# [AIM OF THE TASK]
Extract each line containing the string "user".

# [EXTRACTED DATA]
- - - - -

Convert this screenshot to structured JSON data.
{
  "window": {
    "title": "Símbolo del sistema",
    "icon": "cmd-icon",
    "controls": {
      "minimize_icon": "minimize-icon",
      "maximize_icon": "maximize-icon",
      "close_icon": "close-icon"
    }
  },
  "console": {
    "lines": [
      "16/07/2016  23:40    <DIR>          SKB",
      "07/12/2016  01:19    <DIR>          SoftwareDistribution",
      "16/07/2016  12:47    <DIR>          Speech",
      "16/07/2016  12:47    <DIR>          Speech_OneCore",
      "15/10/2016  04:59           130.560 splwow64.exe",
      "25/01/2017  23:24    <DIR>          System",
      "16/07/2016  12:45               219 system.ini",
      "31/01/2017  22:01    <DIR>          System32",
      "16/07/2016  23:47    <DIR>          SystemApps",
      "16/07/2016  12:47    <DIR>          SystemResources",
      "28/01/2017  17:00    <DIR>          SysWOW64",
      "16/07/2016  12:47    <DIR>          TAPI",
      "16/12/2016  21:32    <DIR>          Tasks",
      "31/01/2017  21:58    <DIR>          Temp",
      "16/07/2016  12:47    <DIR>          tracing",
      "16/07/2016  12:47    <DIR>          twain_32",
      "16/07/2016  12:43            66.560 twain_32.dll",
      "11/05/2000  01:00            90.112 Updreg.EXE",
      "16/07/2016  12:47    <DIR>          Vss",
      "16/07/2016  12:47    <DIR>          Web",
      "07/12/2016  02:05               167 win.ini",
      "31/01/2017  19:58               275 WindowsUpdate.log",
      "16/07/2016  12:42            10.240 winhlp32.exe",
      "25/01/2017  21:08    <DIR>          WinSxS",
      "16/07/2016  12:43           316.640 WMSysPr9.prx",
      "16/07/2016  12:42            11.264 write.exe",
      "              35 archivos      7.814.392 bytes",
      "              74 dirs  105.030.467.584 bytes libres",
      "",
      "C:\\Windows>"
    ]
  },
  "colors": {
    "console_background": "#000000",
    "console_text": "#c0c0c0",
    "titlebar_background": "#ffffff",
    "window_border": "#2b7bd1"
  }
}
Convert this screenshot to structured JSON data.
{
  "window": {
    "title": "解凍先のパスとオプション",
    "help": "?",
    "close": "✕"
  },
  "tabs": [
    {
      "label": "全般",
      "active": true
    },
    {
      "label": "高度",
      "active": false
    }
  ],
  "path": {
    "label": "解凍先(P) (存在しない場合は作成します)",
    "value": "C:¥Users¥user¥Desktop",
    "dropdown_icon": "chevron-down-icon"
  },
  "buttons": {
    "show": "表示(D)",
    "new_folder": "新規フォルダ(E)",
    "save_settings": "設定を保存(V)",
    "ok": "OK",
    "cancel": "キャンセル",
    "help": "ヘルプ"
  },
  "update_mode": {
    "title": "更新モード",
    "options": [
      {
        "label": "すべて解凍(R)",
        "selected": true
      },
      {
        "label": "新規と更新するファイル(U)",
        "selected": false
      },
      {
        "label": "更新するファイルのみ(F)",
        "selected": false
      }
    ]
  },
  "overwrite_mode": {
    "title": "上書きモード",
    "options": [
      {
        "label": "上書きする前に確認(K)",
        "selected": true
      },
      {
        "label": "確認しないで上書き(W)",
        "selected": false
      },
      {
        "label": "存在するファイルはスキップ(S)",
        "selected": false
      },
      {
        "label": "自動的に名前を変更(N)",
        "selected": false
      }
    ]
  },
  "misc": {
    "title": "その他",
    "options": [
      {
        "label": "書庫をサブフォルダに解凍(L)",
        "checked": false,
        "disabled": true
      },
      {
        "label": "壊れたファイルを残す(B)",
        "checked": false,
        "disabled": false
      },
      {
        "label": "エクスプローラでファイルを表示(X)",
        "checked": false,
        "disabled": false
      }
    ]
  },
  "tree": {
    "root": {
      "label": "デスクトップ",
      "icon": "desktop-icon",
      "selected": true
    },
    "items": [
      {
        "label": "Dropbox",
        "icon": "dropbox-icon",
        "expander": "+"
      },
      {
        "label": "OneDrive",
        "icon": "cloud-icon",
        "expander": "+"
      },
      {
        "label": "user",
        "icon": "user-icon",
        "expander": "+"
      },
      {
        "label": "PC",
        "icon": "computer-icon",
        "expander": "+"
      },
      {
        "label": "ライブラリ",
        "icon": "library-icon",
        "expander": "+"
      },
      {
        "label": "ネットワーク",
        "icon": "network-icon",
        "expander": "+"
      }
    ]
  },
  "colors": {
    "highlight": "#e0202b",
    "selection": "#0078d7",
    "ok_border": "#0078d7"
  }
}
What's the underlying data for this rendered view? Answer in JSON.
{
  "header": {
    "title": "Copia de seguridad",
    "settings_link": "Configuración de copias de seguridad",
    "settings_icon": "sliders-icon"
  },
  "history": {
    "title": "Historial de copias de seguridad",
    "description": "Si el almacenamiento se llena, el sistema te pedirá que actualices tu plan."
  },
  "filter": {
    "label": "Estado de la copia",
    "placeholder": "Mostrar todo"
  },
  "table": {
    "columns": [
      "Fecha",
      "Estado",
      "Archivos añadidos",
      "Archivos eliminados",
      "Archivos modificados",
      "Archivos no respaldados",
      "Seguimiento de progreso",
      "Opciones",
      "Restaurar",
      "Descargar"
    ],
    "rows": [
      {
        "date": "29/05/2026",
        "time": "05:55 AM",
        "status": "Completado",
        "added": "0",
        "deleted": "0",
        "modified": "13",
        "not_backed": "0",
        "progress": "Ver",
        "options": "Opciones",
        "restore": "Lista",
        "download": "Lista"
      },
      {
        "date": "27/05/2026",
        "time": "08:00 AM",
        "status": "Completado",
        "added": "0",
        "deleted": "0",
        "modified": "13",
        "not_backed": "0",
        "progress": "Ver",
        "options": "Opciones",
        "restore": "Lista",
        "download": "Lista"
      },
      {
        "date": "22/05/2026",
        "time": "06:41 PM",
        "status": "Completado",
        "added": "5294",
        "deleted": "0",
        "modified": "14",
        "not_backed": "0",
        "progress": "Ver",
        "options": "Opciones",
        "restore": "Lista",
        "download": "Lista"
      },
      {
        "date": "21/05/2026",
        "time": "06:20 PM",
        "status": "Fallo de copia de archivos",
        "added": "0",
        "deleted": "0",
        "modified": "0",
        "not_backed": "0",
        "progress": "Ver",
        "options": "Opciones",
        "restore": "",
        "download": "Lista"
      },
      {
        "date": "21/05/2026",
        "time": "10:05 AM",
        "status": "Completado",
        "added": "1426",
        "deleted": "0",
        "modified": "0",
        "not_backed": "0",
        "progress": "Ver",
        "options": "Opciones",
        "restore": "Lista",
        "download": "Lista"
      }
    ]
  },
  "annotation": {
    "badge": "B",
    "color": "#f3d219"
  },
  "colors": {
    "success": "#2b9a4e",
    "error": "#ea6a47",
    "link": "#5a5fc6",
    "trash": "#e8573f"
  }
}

- - - - -

# [IN RESPONSE]
    "value": "C:¥Users¥user¥Desktop",
        "label": "user",
        "icon": "user-icon",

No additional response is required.